[Dataset excerpts]
--

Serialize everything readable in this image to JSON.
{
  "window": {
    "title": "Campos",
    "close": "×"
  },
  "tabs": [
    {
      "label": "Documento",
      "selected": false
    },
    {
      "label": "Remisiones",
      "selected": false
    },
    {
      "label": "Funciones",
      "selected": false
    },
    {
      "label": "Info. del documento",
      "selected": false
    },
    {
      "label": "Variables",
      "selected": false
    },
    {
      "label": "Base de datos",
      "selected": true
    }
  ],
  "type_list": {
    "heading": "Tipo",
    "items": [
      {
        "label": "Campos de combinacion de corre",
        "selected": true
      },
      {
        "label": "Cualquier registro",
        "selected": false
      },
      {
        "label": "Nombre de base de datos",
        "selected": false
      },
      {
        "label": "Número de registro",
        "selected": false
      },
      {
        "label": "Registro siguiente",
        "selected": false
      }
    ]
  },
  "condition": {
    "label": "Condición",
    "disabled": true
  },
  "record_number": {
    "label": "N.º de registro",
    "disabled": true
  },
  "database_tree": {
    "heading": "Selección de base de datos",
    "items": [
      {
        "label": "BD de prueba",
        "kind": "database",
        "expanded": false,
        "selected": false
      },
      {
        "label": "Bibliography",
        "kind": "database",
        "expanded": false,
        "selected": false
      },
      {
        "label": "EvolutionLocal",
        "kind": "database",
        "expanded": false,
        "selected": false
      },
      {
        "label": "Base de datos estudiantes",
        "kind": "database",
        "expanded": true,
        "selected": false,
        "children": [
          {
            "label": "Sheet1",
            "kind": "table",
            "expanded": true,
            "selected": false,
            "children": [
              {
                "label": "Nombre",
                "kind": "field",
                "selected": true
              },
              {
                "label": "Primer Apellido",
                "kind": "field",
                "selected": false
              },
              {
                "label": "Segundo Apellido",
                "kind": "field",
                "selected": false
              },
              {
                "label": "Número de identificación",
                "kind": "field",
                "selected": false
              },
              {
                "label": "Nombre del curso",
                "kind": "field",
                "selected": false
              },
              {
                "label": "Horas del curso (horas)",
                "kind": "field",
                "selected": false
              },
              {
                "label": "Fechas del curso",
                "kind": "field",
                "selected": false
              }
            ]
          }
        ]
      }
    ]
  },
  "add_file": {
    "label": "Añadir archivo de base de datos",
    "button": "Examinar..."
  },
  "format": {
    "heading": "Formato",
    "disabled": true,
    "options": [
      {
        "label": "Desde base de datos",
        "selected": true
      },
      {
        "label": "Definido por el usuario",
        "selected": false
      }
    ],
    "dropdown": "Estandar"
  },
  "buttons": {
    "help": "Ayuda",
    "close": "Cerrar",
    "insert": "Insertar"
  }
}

--

In the records above, find the lines containing "Nombre" and copy them.

- **Task result**:
        "label": "Nombre de base de datos",
                "label": "Nombre",
                "label": "Nombre del curso",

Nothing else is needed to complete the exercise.